[Figure record listings]
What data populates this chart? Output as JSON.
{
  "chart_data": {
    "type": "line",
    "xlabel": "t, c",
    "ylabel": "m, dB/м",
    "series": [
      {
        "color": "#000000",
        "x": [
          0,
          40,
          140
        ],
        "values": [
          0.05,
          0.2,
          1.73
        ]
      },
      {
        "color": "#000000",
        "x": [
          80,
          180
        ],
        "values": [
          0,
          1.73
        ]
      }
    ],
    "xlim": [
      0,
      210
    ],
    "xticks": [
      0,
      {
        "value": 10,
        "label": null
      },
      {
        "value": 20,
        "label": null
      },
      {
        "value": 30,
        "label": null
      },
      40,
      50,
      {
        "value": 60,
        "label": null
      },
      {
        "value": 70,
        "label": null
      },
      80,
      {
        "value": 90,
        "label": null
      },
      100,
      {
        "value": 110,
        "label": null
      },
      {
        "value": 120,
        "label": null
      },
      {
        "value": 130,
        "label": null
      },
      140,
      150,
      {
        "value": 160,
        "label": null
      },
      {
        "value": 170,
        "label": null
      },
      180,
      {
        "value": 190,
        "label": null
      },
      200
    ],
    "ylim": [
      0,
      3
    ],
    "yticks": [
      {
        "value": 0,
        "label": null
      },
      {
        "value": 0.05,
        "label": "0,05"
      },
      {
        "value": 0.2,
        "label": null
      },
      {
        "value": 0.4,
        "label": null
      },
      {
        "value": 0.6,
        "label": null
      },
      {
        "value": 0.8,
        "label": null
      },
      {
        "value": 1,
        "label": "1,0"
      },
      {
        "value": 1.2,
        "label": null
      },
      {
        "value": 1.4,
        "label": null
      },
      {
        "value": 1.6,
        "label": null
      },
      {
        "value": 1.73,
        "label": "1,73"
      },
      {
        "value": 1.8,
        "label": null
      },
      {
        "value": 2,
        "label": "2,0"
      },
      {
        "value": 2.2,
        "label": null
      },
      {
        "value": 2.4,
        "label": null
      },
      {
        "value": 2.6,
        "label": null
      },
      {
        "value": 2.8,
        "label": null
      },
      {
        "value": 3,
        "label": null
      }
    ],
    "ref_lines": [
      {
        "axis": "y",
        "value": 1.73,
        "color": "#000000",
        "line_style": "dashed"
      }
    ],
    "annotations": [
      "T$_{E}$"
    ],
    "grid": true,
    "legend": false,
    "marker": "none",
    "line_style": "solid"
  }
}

TASK DESCRIPTION: Write out the full listing exactly as given.

TASK RESPONSE:
What data populates this chart? Output as JSON.
{
  "chart_data": {
    "type": "line",
    "xlabel": "t, c",
    "ylabel": "m, dB/м",
    "series": [
      {
        "color": "#000000",
        "x": [
          0,
          40,
          140
        ],
        "values": [
          0.05,
          0.2,
          1.73
        ]
      },
      {
        "color": "#000000",
        "x": [
          80,
          180
        ],
        "values": [
          0,
          1.73
        ]
      }
    ],
    "xlim": [
      0,
      210
    ],
    "xticks": [
      0,
      {
        "value": 10,
        "label": null
      },
      {
        "value": 20,
        "label": null
      },
      {
        "value": 30,
        "label": null
      },
      40,
      50,
      {
        "value": 60,
        "label": null
      },
      {
        "value": 70,
        "label": null
      },
      80,
      {
        "value": 90,
        "label": null
      },
      100,
      {
        "value": 110,
        "label": null
      },
      {
        "value": 120,
        "label": null
      },
      {
        "value": 130,
        "label": null
      },
      140,
      150,
      {
        "value": 160,
        "label": null
      },
      {
        "value": 170,
        "label": null
      },
      180,
      {
        "value": 190,
        "label": null
      },
      200
    ],
    "ylim": [
      0,
      3
    ],
    "yticks": [
      {
        "value": 0,
        "label": null
      },
      {
        "value": 0.05,
        "label": "0,05"
      },
      {
        "value": 0.2,
        "label": null
      },
      {
        "value": 0.4,
        "label": null
      },
      {
        "value": 0.6,
        "label": null
      },
      {
        "value": 0.8,
        "label": null
      },
      {
        "value": 1,
        "label": "1,0"
      },
      {
        "value": 1.2,
        "label": null
      },
      {
        "value": 1.4,
        "label": null
      },
      {
        "value": 1.6,
        "label": null
      },
      {
        "value": 1.73,
        "label": "1,73"
      },
      {
        "value": 1.8,
        "label": null
      },
      {
        "value": 2,
        "label": "2,0"
      },
      {
        "value": 2.2,
        "label": null
      },
      {
        "value": 2.4,
        "label": null
      },
      {
        "value": 2.6,
        "label": null
      },
      {
        "value": 2.8,
        "label": null
      },
      {
        "value": 3,
        "label": null
      }
    ],
    "ref_lines": [
      {
        "axis": "y",
        "value": 1.73,
        "color": "#000000",
        "line_style": "dashed"
      }
    ],
    "annotations": [
      "T$_{E}$"
    ],
    "grid": true,
    "legend": false,
    "marker": "none",
    "line_style": "solid"
  }
}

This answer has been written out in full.